→ **Data listing**
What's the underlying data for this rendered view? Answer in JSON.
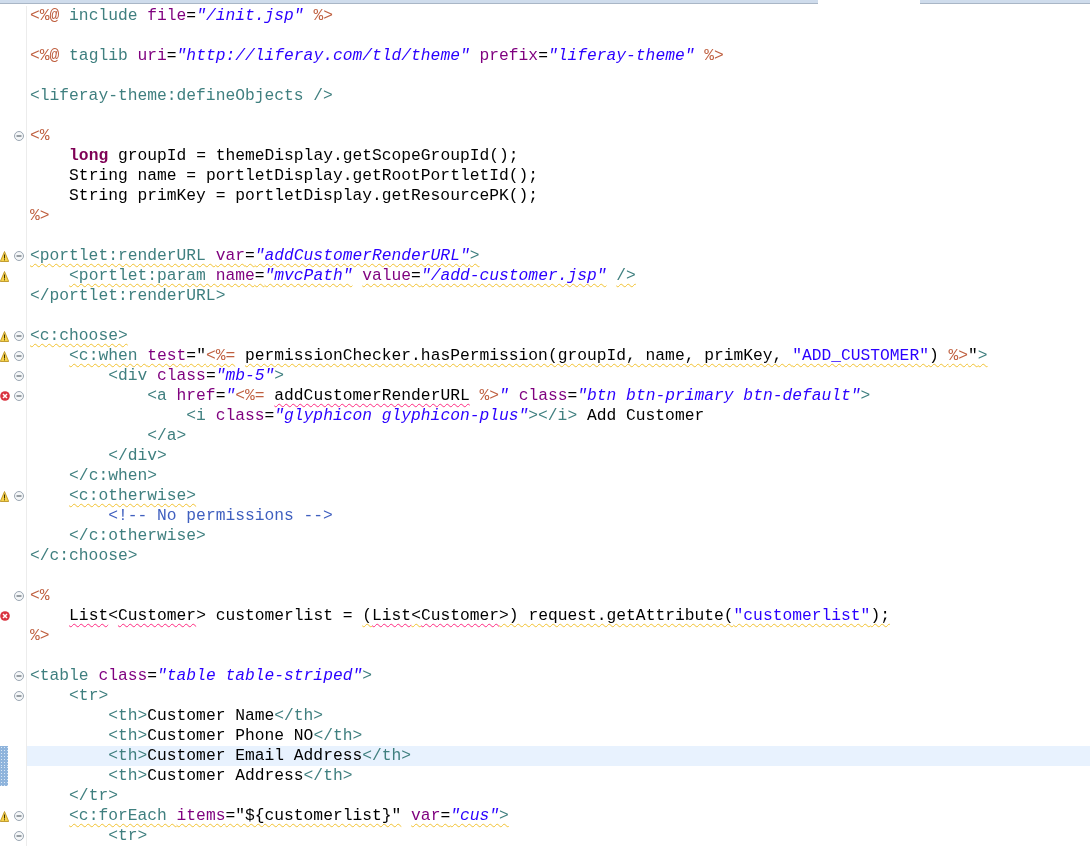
{
  "editor": {
    "lines": [
      {
        "kind": "code",
        "fold": false,
        "tokens": [
          {
            "text": "<%@",
            "kind": "delim"
          },
          {
            "text": " include ",
            "kind": "tag"
          },
          {
            "text": "file",
            "kind": "attr"
          },
          {
            "text": "=",
            "kind": "plain"
          },
          {
            "text": "\"/init.jsp\"",
            "kind": "value"
          },
          {
            "text": " %>",
            "kind": "delim"
          }
        ]
      },
      {
        "kind": "blank",
        "fold": false
      },
      {
        "kind": "code",
        "fold": false,
        "tokens": [
          {
            "text": "<%@",
            "kind": "delim"
          },
          {
            "text": " taglib ",
            "kind": "tag"
          },
          {
            "text": "uri",
            "kind": "attr"
          },
          {
            "text": "=",
            "kind": "plain"
          },
          {
            "text": "\"http://liferay.com/tld/theme\"",
            "kind": "value"
          },
          {
            "text": " prefix",
            "kind": "attr"
          },
          {
            "text": "=",
            "kind": "plain"
          },
          {
            "text": "\"liferay-theme\"",
            "kind": "value"
          },
          {
            "text": " %>",
            "kind": "delim"
          }
        ]
      },
      {
        "kind": "blank",
        "fold": false
      },
      {
        "kind": "code",
        "fold": false,
        "tokens": [
          {
            "text": "<liferay-theme:defineObjects />",
            "kind": "tag"
          }
        ]
      },
      {
        "kind": "blank",
        "fold": false
      },
      {
        "kind": "code",
        "fold": true,
        "tokens": [
          {
            "text": "<%",
            "kind": "delim"
          }
        ]
      },
      {
        "kind": "code",
        "fold": false,
        "tokens": [
          {
            "text": "    long",
            "kind": "keyword"
          },
          {
            "text": " groupId = themeDisplay.getScopeGroupId();",
            "kind": "plain"
          }
        ]
      },
      {
        "kind": "code",
        "fold": false,
        "tokens": [
          {
            "text": "    String name = portletDisplay.getRootPortletId();",
            "kind": "plain"
          }
        ]
      },
      {
        "kind": "code",
        "fold": false,
        "tokens": [
          {
            "text": "    String primKey = portletDisplay.getResourcePK();",
            "kind": "plain"
          }
        ]
      },
      {
        "kind": "code",
        "fold": false,
        "tokens": [
          {
            "text": "%>",
            "kind": "delim"
          }
        ]
      },
      {
        "kind": "blank",
        "fold": false
      },
      {
        "kind": "code",
        "fold": true,
        "warning": true,
        "tokens": [
          {
            "text": "<portlet:renderURL ",
            "kind": "tag",
            "warning_underline": true
          },
          {
            "text": "var",
            "kind": "attr",
            "warning_underline": true
          },
          {
            "text": "=",
            "kind": "plain",
            "warning_underline": true
          },
          {
            "text": "\"addCustomerRenderURL\"",
            "kind": "value",
            "warning_underline": true
          },
          {
            "text": ">",
            "kind": "tag",
            "warning_underline": true
          }
        ]
      },
      {
        "kind": "code",
        "fold": false,
        "warning": true,
        "tokens": [
          {
            "text": "    <portlet:param ",
            "kind": "tag",
            "warning_underline": true
          },
          {
            "text": "name",
            "kind": "attr",
            "warning_underline": true
          },
          {
            "text": "=",
            "kind": "plain",
            "warning_underline": true
          },
          {
            "text": "\"mvcPath\"",
            "kind": "value",
            "warning_underline": true
          },
          {
            "text": " value",
            "kind": "attr",
            "warning_underline": true
          },
          {
            "text": "=",
            "kind": "plain",
            "warning_underline": true
          },
          {
            "text": "\"/add-customer.jsp\"",
            "kind": "value",
            "warning_underline": true
          },
          {
            "text": " />",
            "kind": "tag",
            "warning_underline": true
          }
        ]
      },
      {
        "kind": "code",
        "fold": false,
        "tokens": [
          {
            "text": "</portlet:renderURL>",
            "kind": "tag"
          }
        ]
      },
      {
        "kind": "blank",
        "fold": false
      },
      {
        "kind": "code",
        "fold": true,
        "warning": true,
        "tokens": [
          {
            "text": "<c:choose>",
            "kind": "tag",
            "warning_underline": true
          }
        ]
      },
      {
        "kind": "code",
        "fold": true,
        "warning": true,
        "tokens": [
          {
            "text": "    <c:when ",
            "kind": "tag",
            "warning_underline": true
          },
          {
            "text": "test",
            "kind": "attr",
            "warning_underline": true
          },
          {
            "text": "=\"",
            "kind": "plain",
            "warning_underline": true
          },
          {
            "text": "<%=",
            "kind": "delim",
            "warning_underline": true
          },
          {
            "text": " permissionChecker.hasPermission(groupId, name, primKey, ",
            "kind": "plain",
            "warning_underline": true
          },
          {
            "text": "\"ADD_CUSTOMER\"",
            "kind": "string",
            "warning_underline": true
          },
          {
            "text": ") ",
            "kind": "plain",
            "warning_underline": true
          },
          {
            "text": "%>",
            "kind": "delim",
            "warning_underline": true
          },
          {
            "text": "\"",
            "kind": "plain",
            "warning_underline": true
          },
          {
            "text": ">",
            "kind": "tag",
            "warning_underline": true
          }
        ]
      },
      {
        "kind": "code",
        "fold": true,
        "tokens": [
          {
            "text": "        <div ",
            "kind": "tag"
          },
          {
            "text": "class",
            "kind": "attr"
          },
          {
            "text": "=",
            "kind": "plain"
          },
          {
            "text": "\"mb-5\"",
            "kind": "value"
          },
          {
            "text": ">",
            "kind": "tag"
          }
        ]
      },
      {
        "kind": "code",
        "fold": true,
        "error": true,
        "tokens": [
          {
            "text": "            <a ",
            "kind": "tag"
          },
          {
            "text": "href",
            "kind": "attr"
          },
          {
            "text": "=",
            "kind": "plain"
          },
          {
            "text": "\"",
            "kind": "value"
          },
          {
            "text": "<%= ",
            "kind": "delim"
          },
          {
            "text": "addCustomerRenderURL",
            "kind": "plain",
            "error_underline": true
          },
          {
            "text": " %>",
            "kind": "delim"
          },
          {
            "text": "\"",
            "kind": "value"
          },
          {
            "text": " class",
            "kind": "attr"
          },
          {
            "text": "=",
            "kind": "plain"
          },
          {
            "text": "\"btn btn-primary btn-default\"",
            "kind": "value"
          },
          {
            "text": ">",
            "kind": "tag"
          }
        ]
      },
      {
        "kind": "code",
        "fold": false,
        "tokens": [
          {
            "text": "                <i ",
            "kind": "tag"
          },
          {
            "text": "class",
            "kind": "attr"
          },
          {
            "text": "=",
            "kind": "plain"
          },
          {
            "text": "\"glyphicon glyphicon-plus\"",
            "kind": "value"
          },
          {
            "text": "></i>",
            "kind": "tag"
          },
          {
            "text": " Add Customer",
            "kind": "plain"
          }
        ]
      },
      {
        "kind": "code",
        "fold": false,
        "tokens": [
          {
            "text": "            </a>",
            "kind": "tag"
          }
        ]
      },
      {
        "kind": "code",
        "fold": false,
        "tokens": [
          {
            "text": "        </div>",
            "kind": "tag"
          }
        ]
      },
      {
        "kind": "code",
        "fold": false,
        "tokens": [
          {
            "text": "    </c:when>",
            "kind": "tag"
          }
        ]
      },
      {
        "kind": "code",
        "fold": true,
        "warning": true,
        "tokens": [
          {
            "text": "    <c:otherwise>",
            "kind": "tag",
            "warning_underline": true
          }
        ]
      },
      {
        "kind": "code",
        "fold": false,
        "tokens": [
          {
            "text": "        <!-- No permissions -->",
            "kind": "comment"
          }
        ]
      },
      {
        "kind": "code",
        "fold": false,
        "tokens": [
          {
            "text": "    </c:otherwise>",
            "kind": "tag"
          }
        ]
      },
      {
        "kind": "code",
        "fold": false,
        "tokens": [
          {
            "text": "</c:choose>",
            "kind": "tag"
          }
        ]
      },
      {
        "kind": "blank",
        "fold": false
      },
      {
        "kind": "code",
        "fold": true,
        "tokens": [
          {
            "text": "<%",
            "kind": "delim"
          }
        ]
      },
      {
        "kind": "code",
        "fold": false,
        "error": true,
        "tokens": [
          {
            "text": "    List",
            "kind": "plain",
            "error_underline": true
          },
          {
            "text": "<",
            "kind": "plain"
          },
          {
            "text": "Customer",
            "kind": "plain",
            "error_underline": true
          },
          {
            "text": "> customerlist = ",
            "kind": "plain"
          },
          {
            "text": "(",
            "kind": "plain",
            "warning_underline": true
          },
          {
            "text": "List",
            "kind": "plain",
            "error_underline": true
          },
          {
            "text": "<",
            "kind": "plain",
            "warning_underline": true
          },
          {
            "text": "Customer",
            "kind": "plain",
            "error_underline": true
          },
          {
            "text": ">) request.getAttribute(",
            "kind": "plain",
            "warning_underline": true
          },
          {
            "text": "\"customerlist\"",
            "kind": "string",
            "warning_underline": true
          },
          {
            "text": ");",
            "kind": "plain",
            "warning_underline": true
          }
        ]
      },
      {
        "kind": "code",
        "fold": false,
        "tokens": [
          {
            "text": "%>",
            "kind": "delim"
          }
        ]
      },
      {
        "kind": "blank",
        "fold": false
      },
      {
        "kind": "code",
        "fold": true,
        "tokens": [
          {
            "text": "<table ",
            "kind": "tag"
          },
          {
            "text": "class",
            "kind": "attr"
          },
          {
            "text": "=",
            "kind": "plain"
          },
          {
            "text": "\"table table-striped\"",
            "kind": "value"
          },
          {
            "text": ">",
            "kind": "tag"
          }
        ]
      },
      {
        "kind": "code",
        "fold": true,
        "tokens": [
          {
            "text": "    <tr>",
            "kind": "tag"
          }
        ]
      },
      {
        "kind": "code",
        "fold": false,
        "tokens": [
          {
            "text": "        <th>",
            "kind": "tag"
          },
          {
            "text": "Customer Name",
            "kind": "plain"
          },
          {
            "text": "</th>",
            "kind": "tag"
          }
        ]
      },
      {
        "kind": "code",
        "fold": false,
        "tokens": [
          {
            "text": "        <th>",
            "kind": "tag"
          },
          {
            "text": "Customer Phone NO",
            "kind": "plain"
          },
          {
            "text": "</th>",
            "kind": "tag"
          }
        ]
      },
      {
        "kind": "code",
        "fold": false,
        "current": true,
        "changed": true,
        "tokens": [
          {
            "text": "        <th>",
            "kind": "tag"
          },
          {
            "text": "Customer Email Address",
            "kind": "plain"
          },
          {
            "text": "</th>",
            "kind": "tag"
          }
        ]
      },
      {
        "kind": "code",
        "fold": false,
        "changed": true,
        "tokens": [
          {
            "text": "        <th>",
            "kind": "tag"
          },
          {
            "text": "Customer Address",
            "kind": "plain"
          },
          {
            "text": "</th>",
            "kind": "tag"
          }
        ]
      },
      {
        "kind": "code",
        "fold": false,
        "tokens": [
          {
            "text": "    </tr>",
            "kind": "tag"
          }
        ]
      },
      {
        "kind": "code",
        "fold": true,
        "warning": true,
        "tokens": [
          {
            "text": "    <c:forEach ",
            "kind": "tag",
            "warning_underline": true
          },
          {
            "text": "items",
            "kind": "attr",
            "warning_underline": true
          },
          {
            "text": "=\"${customerlist}\"",
            "kind": "plain",
            "warning_underline": true
          },
          {
            "text": " var",
            "kind": "attr",
            "warning_underline": true
          },
          {
            "text": "=",
            "kind": "plain",
            "warning_underline": true
          },
          {
            "text": "\"cus\"",
            "kind": "value",
            "warning_underline": true
          },
          {
            "text": ">",
            "kind": "tag",
            "warning_underline": true
          }
        ]
      },
      {
        "kind": "code",
        "fold": true,
        "tokens": [
          {
            "text": "        <tr>",
            "kind": "tag"
          }
        ]
      }
    ]
  }
}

→ **Your objective**
Locate the word "portletDisplay" in the records and collect each line it appears in.

→ **Answer to the task**
            "text": "    String name = portletDisplay.getRootPortletId();",
            "text": "    String primKey = portletDisplay.getResourcePK();",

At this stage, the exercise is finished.